GOAL ::
Copy the entries word for word, from the first line through the line containing "body-line: Prüfung dieser".

#### MATERIALS PROVIDED ####

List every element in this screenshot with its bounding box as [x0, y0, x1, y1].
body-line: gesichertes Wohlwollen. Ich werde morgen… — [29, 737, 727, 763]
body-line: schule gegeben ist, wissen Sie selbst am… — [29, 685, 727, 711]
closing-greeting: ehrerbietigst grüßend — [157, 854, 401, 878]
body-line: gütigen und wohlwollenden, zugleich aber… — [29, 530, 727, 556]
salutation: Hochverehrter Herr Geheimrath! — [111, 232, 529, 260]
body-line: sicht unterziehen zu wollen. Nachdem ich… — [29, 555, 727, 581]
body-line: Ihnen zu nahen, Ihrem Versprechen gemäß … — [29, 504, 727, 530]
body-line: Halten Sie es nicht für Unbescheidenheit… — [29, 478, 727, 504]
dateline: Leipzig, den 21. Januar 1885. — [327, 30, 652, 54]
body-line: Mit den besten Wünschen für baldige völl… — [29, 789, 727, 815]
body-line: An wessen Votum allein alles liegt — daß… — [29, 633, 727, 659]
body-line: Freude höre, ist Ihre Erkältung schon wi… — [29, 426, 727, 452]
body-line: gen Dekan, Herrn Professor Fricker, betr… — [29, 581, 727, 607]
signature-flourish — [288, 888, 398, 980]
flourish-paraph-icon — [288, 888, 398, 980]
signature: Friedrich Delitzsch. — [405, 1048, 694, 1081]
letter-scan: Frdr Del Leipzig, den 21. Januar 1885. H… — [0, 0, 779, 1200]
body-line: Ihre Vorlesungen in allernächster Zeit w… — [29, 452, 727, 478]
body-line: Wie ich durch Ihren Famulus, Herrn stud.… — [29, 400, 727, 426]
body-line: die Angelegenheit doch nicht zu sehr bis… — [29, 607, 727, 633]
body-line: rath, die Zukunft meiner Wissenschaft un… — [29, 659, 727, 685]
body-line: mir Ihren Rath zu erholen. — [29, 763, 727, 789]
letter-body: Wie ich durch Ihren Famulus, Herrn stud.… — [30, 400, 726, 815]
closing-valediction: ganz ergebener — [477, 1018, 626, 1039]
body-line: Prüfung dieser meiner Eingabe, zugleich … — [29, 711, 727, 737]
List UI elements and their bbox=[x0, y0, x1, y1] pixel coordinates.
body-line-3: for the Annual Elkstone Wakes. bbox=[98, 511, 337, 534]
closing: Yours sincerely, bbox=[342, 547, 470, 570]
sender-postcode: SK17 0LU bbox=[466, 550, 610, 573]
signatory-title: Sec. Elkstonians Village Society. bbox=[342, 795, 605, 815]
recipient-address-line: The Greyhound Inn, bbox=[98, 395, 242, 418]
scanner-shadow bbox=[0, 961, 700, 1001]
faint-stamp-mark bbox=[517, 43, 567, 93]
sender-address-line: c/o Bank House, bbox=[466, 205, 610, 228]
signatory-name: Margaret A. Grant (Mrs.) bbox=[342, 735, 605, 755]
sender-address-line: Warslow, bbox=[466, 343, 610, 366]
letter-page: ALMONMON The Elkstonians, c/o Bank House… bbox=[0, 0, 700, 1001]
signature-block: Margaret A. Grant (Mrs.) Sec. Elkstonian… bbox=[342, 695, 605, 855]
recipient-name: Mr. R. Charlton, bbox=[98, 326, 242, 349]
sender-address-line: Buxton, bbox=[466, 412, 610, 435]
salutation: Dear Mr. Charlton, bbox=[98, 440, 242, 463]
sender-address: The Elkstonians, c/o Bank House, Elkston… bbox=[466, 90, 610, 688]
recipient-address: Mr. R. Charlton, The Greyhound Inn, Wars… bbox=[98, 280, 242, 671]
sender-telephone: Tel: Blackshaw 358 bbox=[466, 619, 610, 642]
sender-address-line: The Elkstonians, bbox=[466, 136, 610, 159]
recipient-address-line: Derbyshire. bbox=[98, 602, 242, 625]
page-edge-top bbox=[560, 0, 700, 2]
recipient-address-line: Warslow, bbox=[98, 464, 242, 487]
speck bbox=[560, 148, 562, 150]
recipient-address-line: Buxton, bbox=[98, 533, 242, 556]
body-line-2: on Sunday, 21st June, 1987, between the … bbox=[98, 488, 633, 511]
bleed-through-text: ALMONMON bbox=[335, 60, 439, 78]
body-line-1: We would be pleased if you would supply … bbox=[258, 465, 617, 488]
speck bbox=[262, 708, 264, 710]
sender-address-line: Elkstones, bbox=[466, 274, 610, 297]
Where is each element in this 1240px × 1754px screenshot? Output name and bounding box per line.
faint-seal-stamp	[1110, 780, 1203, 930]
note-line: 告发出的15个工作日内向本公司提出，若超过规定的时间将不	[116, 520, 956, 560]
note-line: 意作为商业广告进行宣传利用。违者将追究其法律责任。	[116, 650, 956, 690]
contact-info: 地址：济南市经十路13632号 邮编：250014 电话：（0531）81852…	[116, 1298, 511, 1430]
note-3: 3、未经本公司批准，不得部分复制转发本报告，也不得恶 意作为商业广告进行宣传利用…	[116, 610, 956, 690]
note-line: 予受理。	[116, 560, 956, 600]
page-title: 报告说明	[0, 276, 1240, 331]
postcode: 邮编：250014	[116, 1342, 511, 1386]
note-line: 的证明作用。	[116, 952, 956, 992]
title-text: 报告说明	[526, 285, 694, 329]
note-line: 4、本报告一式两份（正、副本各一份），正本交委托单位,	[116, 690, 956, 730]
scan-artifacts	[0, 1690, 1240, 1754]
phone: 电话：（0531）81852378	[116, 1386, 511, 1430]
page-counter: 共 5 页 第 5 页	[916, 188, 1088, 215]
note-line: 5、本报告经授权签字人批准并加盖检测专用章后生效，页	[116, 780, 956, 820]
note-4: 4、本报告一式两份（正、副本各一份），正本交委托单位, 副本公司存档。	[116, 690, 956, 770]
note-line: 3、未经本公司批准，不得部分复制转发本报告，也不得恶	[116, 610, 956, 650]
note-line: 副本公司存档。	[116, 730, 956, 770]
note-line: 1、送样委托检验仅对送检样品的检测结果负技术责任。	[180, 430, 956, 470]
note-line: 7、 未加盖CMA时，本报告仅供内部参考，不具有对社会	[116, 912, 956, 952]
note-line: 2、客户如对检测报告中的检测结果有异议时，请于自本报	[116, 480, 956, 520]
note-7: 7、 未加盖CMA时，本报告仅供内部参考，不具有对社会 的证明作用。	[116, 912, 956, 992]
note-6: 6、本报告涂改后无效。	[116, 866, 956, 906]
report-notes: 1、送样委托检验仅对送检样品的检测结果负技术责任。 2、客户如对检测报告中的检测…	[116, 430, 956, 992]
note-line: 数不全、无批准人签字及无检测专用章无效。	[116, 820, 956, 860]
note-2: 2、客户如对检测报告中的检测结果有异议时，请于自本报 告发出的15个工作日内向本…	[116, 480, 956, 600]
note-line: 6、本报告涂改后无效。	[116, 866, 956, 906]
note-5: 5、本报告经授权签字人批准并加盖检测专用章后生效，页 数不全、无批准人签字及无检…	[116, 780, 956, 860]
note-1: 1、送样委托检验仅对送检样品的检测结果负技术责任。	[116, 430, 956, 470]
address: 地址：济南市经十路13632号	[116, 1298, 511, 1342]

####

SOLUTION FOR THIS PROBLEM ::
List every element in this screenshot with its bounding box as [x0, y0, x1, y1].
body-line: gesichertes Wohlwollen. Ich werde morgen… — [29, 737, 727, 763]
body-line: schule gegeben ist, wissen Sie selbst am… — [29, 685, 727, 711]
closing-greeting: ehrerbietigst grüßend — [157, 854, 401, 878]
body-line: gütigen und wohlwollenden, zugleich aber… — [29, 530, 727, 556]
salutation: Hochverehrter Herr Geheimrath! — [111, 232, 529, 260]
body-line: sicht unterziehen zu wollen. Nachdem ich… — [29, 555, 727, 581]
body-line: Ihnen zu nahen, Ihrem Versprechen gemäß … — [29, 504, 727, 530]
body-line: Halten Sie es nicht für Unbescheidenheit… — [29, 478, 727, 504]
dateline: Leipzig, den 21. Januar 1885. — [327, 30, 652, 54]
body-line: Mit den besten Wünschen für baldige völl… — [29, 789, 727, 815]
body-line: An wessen Votum allein alles liegt — daß… — [29, 633, 727, 659]
body-line: Freude höre, ist Ihre Erkältung schon wi… — [29, 426, 727, 452]
body-line: gen Dekan, Herrn Professor Fricker, betr… — [29, 581, 727, 607]
signature-flourish — [288, 888, 398, 980]
flourish-paraph-icon — [288, 888, 398, 980]
signature: Friedrich Delitzsch. — [405, 1048, 694, 1081]
letter-scan: Frdr Del Leipzig, den 21. Januar 1885. H… — [0, 0, 779, 1200]
body-line: Ihre Vorlesungen in allernächster Zeit w… — [29, 452, 727, 478]
body-line: Wie ich durch Ihren Famulus, Herrn stud.… — [29, 400, 727, 426]
body-line: die Angelegenheit doch nicht zu sehr bis… — [29, 607, 727, 633]
body-line: rath, die Zukunft meiner Wissenschaft un… — [29, 659, 727, 685]
body-line: mir Ihren Rath zu erholen. — [29, 763, 727, 789]
letter-body: Wie ich durch Ihren Famulus, Herrn stud.… — [30, 400, 726, 815]
closing-valediction: ganz ergebener — [477, 1018, 626, 1039]
body-line: Prüfung dieser meiner Eingabe, zugleich … — [29, 711, 727, 737]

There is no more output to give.